* GIVEN TASK *
Find the line that contains "Read all visible content and emit it as JSON." in the entries below. Output it and each later line exactly, and nothing else.

** START **

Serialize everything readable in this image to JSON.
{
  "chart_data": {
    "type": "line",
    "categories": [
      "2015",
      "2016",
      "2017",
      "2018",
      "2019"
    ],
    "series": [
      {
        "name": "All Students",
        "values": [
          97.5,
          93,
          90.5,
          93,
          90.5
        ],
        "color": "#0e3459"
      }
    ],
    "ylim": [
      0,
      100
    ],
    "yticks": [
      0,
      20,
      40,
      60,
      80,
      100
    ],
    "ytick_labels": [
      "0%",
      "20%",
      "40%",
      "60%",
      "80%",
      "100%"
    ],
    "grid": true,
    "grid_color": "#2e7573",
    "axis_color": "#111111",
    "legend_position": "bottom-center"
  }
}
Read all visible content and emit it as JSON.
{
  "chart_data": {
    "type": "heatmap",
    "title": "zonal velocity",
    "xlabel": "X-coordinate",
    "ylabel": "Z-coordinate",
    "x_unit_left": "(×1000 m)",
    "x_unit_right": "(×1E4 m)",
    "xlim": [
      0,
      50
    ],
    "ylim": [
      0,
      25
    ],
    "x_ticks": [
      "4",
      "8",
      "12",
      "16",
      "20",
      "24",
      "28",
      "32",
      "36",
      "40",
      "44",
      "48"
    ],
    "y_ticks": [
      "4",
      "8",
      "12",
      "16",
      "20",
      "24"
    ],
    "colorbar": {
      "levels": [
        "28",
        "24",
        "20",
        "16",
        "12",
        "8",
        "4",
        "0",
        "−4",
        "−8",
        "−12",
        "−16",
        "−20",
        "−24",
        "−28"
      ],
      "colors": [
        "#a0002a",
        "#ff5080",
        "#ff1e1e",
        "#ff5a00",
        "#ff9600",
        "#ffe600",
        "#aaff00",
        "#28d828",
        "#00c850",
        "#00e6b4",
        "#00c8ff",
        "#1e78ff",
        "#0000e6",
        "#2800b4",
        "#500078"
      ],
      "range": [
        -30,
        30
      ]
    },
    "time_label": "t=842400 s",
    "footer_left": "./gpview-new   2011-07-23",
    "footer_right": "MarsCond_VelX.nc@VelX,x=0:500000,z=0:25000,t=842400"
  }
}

** END **

* TASK ANSWER *
Read all visible content and emit it as JSON.
{
  "chart_data": {
    "type": "heatmap",
    "title": "zonal velocity",
    "xlabel": "X-coordinate",
    "ylabel": "Z-coordinate",
    "x_unit_left": "(×1000 m)",
    "x_unit_right": "(×1E4 m)",
    "xlim": [
      0,
      50
    ],
    "ylim": [
      0,
      25
    ],
    "x_ticks": [
      "4",
      "8",
      "12",
      "16",
      "20",
      "24",
      "28",
      "32",
      "36",
      "40",
      "44",
      "48"
    ],
    "y_ticks": [
      "4",
      "8",
      "12",
      "16",
      "20",
      "24"
    ],
    "colorbar": {
      "levels": [
        "28",
        "24",
        "20",
        "16",
        "12",
        "8",
        "4",
        "0",
        "−4",
        "−8",
        "−12",
        "−16",
        "−20",
        "−24",
        "−28"
      ],
      "colors": [
        "#a0002a",
        "#ff5080",
        "#ff1e1e",
        "#ff5a00",
        "#ff9600",
        "#ffe600",
        "#aaff00",
        "#28d828",
        "#00c850",
        "#00e6b4",
        "#00c8ff",
        "#1e78ff",
        "#0000e6",
        "#2800b4",
        "#500078"
      ],
      "range": [
        -30,
        30
      ]
    },
    "time_label": "t=842400 s",
    "footer_left": "./gpview-new   2011-07-23",
    "footer_right": "MarsCond_VelX.nc@VelX,x=0:500000,z=0:25000,t=842400"
  }
}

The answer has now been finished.